Items from a data source:
★ ★ ★ ★ ★ ★ ★

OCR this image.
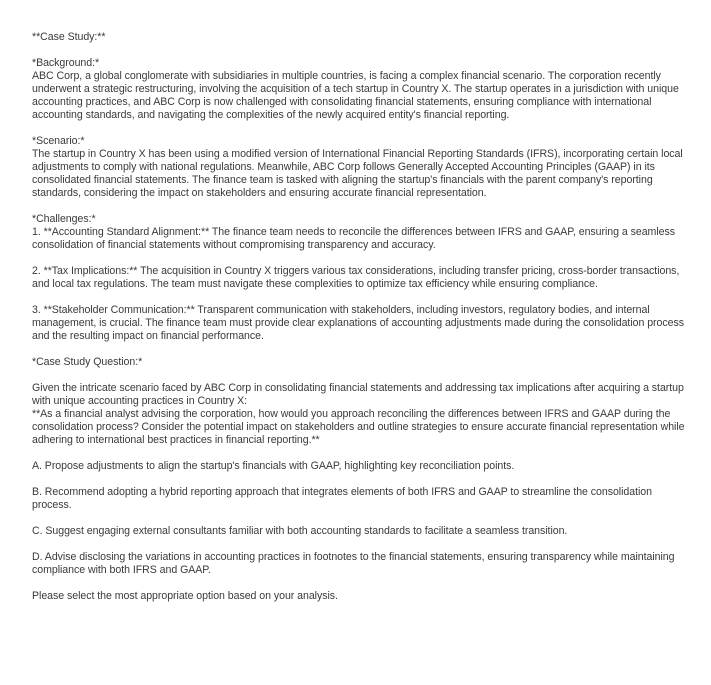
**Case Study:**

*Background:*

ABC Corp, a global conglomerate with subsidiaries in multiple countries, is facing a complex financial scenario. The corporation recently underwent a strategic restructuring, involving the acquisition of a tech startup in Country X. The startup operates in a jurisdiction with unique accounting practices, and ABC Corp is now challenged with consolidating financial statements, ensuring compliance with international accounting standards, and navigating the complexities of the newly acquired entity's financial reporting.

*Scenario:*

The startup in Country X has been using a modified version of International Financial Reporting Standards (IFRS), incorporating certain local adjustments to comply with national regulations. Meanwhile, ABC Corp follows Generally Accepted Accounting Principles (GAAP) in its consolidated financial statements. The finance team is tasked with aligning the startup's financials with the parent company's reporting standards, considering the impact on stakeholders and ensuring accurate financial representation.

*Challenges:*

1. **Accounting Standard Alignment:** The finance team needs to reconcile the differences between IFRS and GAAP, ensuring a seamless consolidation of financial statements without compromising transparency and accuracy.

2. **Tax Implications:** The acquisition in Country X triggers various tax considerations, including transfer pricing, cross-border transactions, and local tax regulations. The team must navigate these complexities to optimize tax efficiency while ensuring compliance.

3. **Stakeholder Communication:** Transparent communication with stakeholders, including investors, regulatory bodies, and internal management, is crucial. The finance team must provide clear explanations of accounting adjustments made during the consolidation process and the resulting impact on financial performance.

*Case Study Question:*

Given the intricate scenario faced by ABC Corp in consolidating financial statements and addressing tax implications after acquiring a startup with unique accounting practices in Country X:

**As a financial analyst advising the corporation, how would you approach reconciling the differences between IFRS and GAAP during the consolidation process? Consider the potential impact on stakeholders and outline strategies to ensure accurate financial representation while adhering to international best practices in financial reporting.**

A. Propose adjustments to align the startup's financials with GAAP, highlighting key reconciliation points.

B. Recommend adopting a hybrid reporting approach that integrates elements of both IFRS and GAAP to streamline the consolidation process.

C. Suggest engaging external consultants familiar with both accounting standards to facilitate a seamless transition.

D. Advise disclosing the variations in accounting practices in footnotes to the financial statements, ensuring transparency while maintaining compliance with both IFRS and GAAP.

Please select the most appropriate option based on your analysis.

★ ★ ★ ★ ★ ★ ★

Collect every line from the records above that contains the word "statements".

ABC Corp, a global conglomerate with subsidiaries in multiple countries, is facing a complex financial scenario. The corporation recently underwent a strategic restructuring, involving the acquisition of a tech startup in Country X. The startup operates in a jurisdiction with unique accounting practices, and ABC Corp is now challenged with consolidating financial statements, ensuring compliance with international accounting standards, and navigating the complexities of the newly acquired entity's financial reporting.
The startup in Country X has been using a modified version of International Financial Reporting Standards (IFRS), incorporating certain local adjustments to comply with national regulations. Meanwhile, ABC Corp follows Generally Accepted Accounting Principles (GAAP) in its consolidated financial statements. The finance team is tasked with aligning the startup's financials with the parent company's reporting standards, considering the impact on stakeholders and ensuring accurate financial representation.
1. **Accounting Standard Alignment:** The finance team needs to reconcile the differences between IFRS and GAAP, ensuring a seamless consolidation of financial statements without compromising transparency and accuracy.
Given the intricate scenario faced by ABC Corp in consolidating financial statements and addressing tax implications after acquiring a startup with unique accounting practices in Country X:
D. Advise disclosing the variations in accounting practices in footnotes to the financial statements, ensuring transparency while maintaining compliance with both IFRS and GAAP.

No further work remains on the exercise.